• What to do: Repeat the material exactly as it appears.

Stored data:
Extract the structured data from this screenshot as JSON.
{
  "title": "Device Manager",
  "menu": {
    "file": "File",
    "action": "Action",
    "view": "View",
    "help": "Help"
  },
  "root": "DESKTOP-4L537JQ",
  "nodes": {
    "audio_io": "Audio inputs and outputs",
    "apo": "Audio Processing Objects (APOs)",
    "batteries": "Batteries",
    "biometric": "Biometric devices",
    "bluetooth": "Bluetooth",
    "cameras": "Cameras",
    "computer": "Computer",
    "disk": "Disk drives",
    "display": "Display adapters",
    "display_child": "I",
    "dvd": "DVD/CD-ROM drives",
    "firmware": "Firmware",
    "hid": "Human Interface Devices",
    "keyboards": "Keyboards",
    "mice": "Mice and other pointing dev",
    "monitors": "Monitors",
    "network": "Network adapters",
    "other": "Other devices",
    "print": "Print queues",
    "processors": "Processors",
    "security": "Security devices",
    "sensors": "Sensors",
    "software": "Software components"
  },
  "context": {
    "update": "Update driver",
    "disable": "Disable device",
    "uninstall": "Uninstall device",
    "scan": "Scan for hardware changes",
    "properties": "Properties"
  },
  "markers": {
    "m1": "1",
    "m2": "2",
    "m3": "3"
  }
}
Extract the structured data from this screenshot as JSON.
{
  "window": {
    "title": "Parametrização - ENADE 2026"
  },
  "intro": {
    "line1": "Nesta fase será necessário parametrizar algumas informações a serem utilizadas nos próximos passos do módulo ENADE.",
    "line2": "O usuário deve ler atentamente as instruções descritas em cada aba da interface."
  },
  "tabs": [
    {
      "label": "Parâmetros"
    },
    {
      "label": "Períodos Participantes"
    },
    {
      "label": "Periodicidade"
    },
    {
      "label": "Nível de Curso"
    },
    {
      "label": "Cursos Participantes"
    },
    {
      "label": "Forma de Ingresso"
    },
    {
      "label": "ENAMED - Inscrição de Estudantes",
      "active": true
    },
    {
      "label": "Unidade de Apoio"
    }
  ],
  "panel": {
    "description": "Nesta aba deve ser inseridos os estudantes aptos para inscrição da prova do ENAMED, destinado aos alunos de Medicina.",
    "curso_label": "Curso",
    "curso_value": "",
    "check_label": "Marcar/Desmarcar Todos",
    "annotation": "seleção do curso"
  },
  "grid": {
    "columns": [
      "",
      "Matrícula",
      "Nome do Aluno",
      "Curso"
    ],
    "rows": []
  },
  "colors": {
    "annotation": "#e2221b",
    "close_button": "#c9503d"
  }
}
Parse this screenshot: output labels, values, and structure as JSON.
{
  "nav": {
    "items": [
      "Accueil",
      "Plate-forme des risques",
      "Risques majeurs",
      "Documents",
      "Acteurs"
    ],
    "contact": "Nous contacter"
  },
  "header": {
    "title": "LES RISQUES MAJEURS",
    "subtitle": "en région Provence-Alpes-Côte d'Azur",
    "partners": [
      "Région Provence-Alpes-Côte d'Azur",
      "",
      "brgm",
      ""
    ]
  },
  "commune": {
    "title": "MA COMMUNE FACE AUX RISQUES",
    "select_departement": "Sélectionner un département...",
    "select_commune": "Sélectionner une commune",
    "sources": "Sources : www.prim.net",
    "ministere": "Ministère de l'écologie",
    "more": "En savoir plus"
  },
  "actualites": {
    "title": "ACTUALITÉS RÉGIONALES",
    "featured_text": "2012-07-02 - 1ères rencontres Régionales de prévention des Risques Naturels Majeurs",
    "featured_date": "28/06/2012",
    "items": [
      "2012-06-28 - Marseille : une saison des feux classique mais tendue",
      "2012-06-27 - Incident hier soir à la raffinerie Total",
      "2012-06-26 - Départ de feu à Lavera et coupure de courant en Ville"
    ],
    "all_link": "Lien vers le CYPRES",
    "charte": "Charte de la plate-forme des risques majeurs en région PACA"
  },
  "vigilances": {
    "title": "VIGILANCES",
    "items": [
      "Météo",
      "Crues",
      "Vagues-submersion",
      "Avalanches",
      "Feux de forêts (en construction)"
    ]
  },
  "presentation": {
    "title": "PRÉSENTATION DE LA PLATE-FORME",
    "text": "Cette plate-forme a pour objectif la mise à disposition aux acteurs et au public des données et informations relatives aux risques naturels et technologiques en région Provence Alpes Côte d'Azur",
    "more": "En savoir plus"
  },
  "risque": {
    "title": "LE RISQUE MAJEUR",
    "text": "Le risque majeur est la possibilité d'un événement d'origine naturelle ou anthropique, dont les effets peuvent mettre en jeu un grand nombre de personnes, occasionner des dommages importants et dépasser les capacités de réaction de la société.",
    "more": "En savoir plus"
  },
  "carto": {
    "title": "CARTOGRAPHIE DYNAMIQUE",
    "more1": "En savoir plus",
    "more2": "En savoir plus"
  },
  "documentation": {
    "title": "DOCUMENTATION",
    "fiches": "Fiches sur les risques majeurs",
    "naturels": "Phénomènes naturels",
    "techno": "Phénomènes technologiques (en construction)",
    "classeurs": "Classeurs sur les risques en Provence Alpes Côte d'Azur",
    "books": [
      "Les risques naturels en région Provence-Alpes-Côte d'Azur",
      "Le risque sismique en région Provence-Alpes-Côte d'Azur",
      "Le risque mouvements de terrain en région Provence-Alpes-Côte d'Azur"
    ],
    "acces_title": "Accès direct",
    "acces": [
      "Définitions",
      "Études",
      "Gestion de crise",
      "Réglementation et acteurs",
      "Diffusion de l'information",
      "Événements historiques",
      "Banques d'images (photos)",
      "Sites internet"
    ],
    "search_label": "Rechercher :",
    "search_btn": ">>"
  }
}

• Final answer:
Extract the structured data from this screenshot as JSON.
{
  "title": "Device Manager",
  "menu": {
    "file": "File",
    "action": "Action",
    "view": "View",
    "help": "Help"
  },
  "root": "DESKTOP-4L537JQ",
  "nodes": {
    "audio_io": "Audio inputs and outputs",
    "apo": "Audio Processing Objects (APOs)",
    "batteries": "Batteries",
    "biometric": "Biometric devices",
    "bluetooth": "Bluetooth",
    "cameras": "Cameras",
    "computer": "Computer",
    "disk": "Disk drives",
    "display": "Display adapters",
    "display_child": "I",
    "dvd": "DVD/CD-ROM drives",
    "firmware": "Firmware",
    "hid": "Human Interface Devices",
    "keyboards": "Keyboards",
    "mice": "Mice and other pointing dev",
    "monitors": "Monitors",
    "network": "Network adapters",
    "other": "Other devices",
    "print": "Print queues",
    "processors": "Processors",
    "security": "Security devices",
    "sensors": "Sensors",
    "software": "Software components"
  },
  "context": {
    "update": "Update driver",
    "disable": "Disable device",
    "uninstall": "Uninstall device",
    "scan": "Scan for hardware changes",
    "properties": "Properties"
  },
  "markers": {
    "m1": "1",
    "m2": "2",
    "m3": "3"
  }
}
Extract the structured data from this screenshot as JSON.
{
  "window": {
    "title": "Parametrização - ENADE 2026"
  },
  "intro": {
    "line1": "Nesta fase será necessário parametrizar algumas informações a serem utilizadas nos próximos passos do módulo ENADE.",
    "line2": "O usuário deve ler atentamente as instruções descritas em cada aba da interface."
  },
  "tabs": [
    {
      "label": "Parâmetros"
    },
    {
      "label": "Períodos Participantes"
    },
    {
      "label": "Periodicidade"
    },
    {
      "label": "Nível de Curso"
    },
    {
      "label": "Cursos Participantes"
    },
    {
      "label": "Forma de Ingresso"
    },
    {
      "label": "ENAMED - Inscrição de Estudantes",
      "active": true
    },
    {
      "label": "Unidade de Apoio"
    }
  ],
  "panel": {
    "description": "Nesta aba deve ser inseridos os estudantes aptos para inscrição da prova do ENAMED, destinado aos alunos de Medicina.",
    "curso_label": "Curso",
    "curso_value": "",
    "check_label": "Marcar/Desmarcar Todos",
    "annotation": "seleção do curso"
  },
  "grid": {
    "columns": [
      "",
      "Matrícula",
      "Nome do Aluno",
      "Curso"
    ],
    "rows": []
  },
  "colors": {
    "annotation": "#e2221b",
    "close_button": "#c9503d"
  }
}
Parse this screenshot: output labels, values, and structure as JSON.
{
  "nav": {
    "items": [
      "Accueil",
      "Plate-forme des risques",
      "Risques majeurs",
      "Documents",
      "Acteurs"
    ],
    "contact": "Nous contacter"
  },
  "header": {
    "title": "LES RISQUES MAJEURS",
    "subtitle": "en région Provence-Alpes-Côte d'Azur",
    "partners": [
      "Région Provence-Alpes-Côte d'Azur",
      "",
      "brgm",
      ""
    ]
  },
  "commune": {
    "title": "MA COMMUNE FACE AUX RISQUES",
    "select_departement": "Sélectionner un département...",
    "select_commune": "Sélectionner une commune",
    "sources": "Sources : www.prim.net",
    "ministere": "Ministère de l'écologie",
    "more": "En savoir plus"
  },
  "actualites": {
    "title": "ACTUALITÉS RÉGIONALES",
    "featured_text": "2012-07-02 - 1ères rencontres Régionales de prévention des Risques Naturels Majeurs",
    "featured_date": "28/06/2012",
    "items": [
      "2012-06-28 - Marseille : une saison des feux classique mais tendue",
      "2012-06-27 - Incident hier soir à la raffinerie Total",
      "2012-06-26 - Départ de feu à Lavera et coupure de courant en Ville"
    ],
    "all_link": "Lien vers le CYPRES",
    "charte": "Charte de la plate-forme des risques majeurs en région PACA"
  },
  "vigilances": {
    "title": "VIGILANCES",
    "items": [
      "Météo",
      "Crues",
      "Vagues-submersion",
      "Avalanches",
      "Feux de forêts (en construction)"
    ]
  },
  "presentation": {
    "title": "PRÉSENTATION DE LA PLATE-FORME",
    "text": "Cette plate-forme a pour objectif la mise à disposition aux acteurs et au public des données et informations relatives aux risques naturels et technologiques en région Provence Alpes Côte d'Azur",
    "more": "En savoir plus"
  },
  "risque": {
    "title": "LE RISQUE MAJEUR",
    "text": "Le risque majeur est la possibilité d'un événement d'origine naturelle ou anthropique, dont les effets peuvent mettre en jeu un grand nombre de personnes, occasionner des dommages importants et dépasser les capacités de réaction de la société.",
    "more": "En savoir plus"
  },
  "carto": {
    "title": "CARTOGRAPHIE DYNAMIQUE",
    "more1": "En savoir plus",
    "more2": "En savoir plus"
  },
  "documentation": {
    "title": "DOCUMENTATION",
    "fiches": "Fiches sur les risques majeurs",
    "naturels": "Phénomènes naturels",
    "techno": "Phénomènes technologiques (en construction)",
    "classeurs": "Classeurs sur les risques en Provence Alpes Côte d'Azur",
    "books": [
      "Les risques naturels en région Provence-Alpes-Côte d'Azur",
      "Le risque sismique en région Provence-Alpes-Côte d'Azur",
      "Le risque mouvements de terrain en région Provence-Alpes-Côte d'Azur"
    ],
    "acces_title": "Accès direct",
    "acces": [
      "Définitions",
      "Études",
      "Gestion de crise",
      "Réglementation et acteurs",
      "Diffusion de l'information",
      "Événements historiques",
      "Banques d'images (photos)",
      "Sites internet"
    ],
    "search_label": "Rechercher :",
    "search_btn": ">>"
  }
}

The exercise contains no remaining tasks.